------ MATERIAL SHOWN
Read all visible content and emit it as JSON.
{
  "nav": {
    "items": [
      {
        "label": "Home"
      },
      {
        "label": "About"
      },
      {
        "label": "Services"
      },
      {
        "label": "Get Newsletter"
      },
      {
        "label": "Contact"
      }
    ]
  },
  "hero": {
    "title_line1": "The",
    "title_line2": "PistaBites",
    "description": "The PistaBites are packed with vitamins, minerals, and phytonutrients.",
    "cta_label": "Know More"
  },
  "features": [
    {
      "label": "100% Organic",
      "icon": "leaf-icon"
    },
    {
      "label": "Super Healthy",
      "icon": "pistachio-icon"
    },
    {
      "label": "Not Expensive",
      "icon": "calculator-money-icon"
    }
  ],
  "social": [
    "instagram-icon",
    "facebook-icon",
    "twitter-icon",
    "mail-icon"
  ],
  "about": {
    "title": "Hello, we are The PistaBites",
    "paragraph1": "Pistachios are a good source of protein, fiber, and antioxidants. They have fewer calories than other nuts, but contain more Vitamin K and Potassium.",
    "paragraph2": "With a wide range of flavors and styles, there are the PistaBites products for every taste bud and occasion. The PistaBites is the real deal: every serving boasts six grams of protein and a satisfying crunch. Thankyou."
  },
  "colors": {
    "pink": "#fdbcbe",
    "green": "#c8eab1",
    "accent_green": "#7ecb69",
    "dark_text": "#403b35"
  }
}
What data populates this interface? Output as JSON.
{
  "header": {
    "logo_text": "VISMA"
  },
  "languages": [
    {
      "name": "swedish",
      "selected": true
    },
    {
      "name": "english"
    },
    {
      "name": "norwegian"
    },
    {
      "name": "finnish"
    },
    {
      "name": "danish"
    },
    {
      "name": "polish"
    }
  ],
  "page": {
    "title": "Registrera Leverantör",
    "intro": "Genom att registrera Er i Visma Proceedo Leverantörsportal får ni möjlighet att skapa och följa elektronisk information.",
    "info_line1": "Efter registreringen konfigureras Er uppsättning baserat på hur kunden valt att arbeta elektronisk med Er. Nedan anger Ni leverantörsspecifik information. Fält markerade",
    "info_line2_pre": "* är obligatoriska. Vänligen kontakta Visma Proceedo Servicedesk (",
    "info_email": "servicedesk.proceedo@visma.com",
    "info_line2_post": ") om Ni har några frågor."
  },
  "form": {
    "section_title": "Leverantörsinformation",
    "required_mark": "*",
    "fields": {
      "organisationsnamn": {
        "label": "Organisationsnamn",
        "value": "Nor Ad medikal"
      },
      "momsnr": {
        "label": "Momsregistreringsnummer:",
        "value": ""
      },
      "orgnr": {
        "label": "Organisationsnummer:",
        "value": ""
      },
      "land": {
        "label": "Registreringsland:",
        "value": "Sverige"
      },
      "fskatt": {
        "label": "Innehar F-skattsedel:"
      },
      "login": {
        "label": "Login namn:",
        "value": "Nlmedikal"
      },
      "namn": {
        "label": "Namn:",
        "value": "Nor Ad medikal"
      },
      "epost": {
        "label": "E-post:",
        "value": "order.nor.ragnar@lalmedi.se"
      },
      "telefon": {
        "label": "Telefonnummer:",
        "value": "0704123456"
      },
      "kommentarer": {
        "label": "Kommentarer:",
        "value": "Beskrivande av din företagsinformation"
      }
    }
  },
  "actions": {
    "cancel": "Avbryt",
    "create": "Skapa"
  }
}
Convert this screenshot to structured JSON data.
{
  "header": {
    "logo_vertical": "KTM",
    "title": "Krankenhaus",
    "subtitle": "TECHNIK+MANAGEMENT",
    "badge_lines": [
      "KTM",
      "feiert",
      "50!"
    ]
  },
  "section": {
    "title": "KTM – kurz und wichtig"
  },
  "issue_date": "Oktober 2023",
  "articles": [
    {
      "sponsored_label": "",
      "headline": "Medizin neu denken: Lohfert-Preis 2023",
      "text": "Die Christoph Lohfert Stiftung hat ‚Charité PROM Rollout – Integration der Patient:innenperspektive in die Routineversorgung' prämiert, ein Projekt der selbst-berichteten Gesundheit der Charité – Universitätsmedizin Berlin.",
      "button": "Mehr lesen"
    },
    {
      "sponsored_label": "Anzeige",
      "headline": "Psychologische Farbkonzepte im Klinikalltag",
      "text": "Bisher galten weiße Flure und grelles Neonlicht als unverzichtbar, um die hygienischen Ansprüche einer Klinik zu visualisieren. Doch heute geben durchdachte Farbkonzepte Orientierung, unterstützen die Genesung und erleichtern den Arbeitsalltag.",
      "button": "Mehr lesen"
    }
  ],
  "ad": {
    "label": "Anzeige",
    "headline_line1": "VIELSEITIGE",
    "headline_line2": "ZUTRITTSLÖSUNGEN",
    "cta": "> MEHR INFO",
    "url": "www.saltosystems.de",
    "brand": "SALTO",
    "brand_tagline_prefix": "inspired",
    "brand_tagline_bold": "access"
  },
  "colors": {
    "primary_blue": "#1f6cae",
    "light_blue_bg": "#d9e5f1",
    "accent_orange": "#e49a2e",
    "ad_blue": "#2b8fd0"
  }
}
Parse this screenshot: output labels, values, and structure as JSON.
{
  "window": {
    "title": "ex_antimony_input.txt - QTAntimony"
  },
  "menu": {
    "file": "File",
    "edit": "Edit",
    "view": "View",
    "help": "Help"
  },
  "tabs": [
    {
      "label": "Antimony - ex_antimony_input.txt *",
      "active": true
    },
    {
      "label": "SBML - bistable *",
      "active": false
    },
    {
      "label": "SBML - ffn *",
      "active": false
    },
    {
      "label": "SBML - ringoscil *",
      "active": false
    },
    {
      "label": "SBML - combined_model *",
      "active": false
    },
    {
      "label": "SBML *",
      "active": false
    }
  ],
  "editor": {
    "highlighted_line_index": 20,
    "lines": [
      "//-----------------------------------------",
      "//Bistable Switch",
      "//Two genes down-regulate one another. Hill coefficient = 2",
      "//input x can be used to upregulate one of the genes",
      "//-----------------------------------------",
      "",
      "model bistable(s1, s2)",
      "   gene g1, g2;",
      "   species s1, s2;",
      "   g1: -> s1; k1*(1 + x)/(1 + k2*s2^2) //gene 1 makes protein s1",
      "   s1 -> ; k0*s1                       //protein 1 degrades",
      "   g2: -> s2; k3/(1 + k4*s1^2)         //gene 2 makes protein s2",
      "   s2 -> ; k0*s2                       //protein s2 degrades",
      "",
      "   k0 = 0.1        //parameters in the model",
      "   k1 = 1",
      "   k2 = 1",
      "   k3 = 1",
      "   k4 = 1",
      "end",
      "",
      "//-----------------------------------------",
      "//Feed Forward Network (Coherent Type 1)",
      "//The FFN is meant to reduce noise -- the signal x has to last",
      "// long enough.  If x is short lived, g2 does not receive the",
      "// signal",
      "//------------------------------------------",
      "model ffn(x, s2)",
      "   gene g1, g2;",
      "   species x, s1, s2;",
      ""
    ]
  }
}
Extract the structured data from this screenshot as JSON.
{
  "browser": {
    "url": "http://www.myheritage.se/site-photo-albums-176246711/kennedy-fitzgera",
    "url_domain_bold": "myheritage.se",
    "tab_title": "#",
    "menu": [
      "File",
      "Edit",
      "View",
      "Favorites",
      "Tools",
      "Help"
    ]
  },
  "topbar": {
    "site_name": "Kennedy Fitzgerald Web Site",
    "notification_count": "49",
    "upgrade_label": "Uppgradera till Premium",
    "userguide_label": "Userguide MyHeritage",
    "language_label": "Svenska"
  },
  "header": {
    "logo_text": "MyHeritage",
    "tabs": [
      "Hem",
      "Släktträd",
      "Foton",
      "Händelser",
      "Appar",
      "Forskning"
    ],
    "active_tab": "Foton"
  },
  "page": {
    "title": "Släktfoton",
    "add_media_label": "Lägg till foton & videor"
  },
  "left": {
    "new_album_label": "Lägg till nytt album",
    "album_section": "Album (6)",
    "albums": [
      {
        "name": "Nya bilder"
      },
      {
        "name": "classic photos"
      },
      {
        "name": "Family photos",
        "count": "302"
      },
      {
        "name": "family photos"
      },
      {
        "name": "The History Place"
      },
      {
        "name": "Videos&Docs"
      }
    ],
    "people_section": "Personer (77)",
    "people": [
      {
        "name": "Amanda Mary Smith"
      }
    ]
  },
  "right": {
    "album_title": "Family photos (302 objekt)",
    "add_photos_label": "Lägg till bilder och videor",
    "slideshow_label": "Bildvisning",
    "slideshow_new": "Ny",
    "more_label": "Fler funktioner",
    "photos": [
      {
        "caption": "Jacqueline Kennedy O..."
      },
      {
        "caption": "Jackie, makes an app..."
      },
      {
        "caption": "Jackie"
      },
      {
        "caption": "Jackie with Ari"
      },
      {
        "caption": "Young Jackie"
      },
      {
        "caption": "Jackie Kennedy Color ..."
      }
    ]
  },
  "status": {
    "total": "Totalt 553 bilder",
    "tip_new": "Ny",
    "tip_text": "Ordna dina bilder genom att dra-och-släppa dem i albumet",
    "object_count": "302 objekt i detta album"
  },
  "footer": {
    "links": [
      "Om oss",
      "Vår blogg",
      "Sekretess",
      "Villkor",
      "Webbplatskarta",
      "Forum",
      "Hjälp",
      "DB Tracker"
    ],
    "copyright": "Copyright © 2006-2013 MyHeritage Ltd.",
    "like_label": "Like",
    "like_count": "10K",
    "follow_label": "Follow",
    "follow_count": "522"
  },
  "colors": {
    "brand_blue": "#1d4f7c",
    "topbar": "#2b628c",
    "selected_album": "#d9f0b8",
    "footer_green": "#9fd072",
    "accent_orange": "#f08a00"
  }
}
------------
Go line by line through the data and copy any that contain "screenshot".

Convert this screenshot to structured JSON data.
Parse this screenshot: output labels, values, and structure as JSON.
Extract the structured data from this screenshot as JSON.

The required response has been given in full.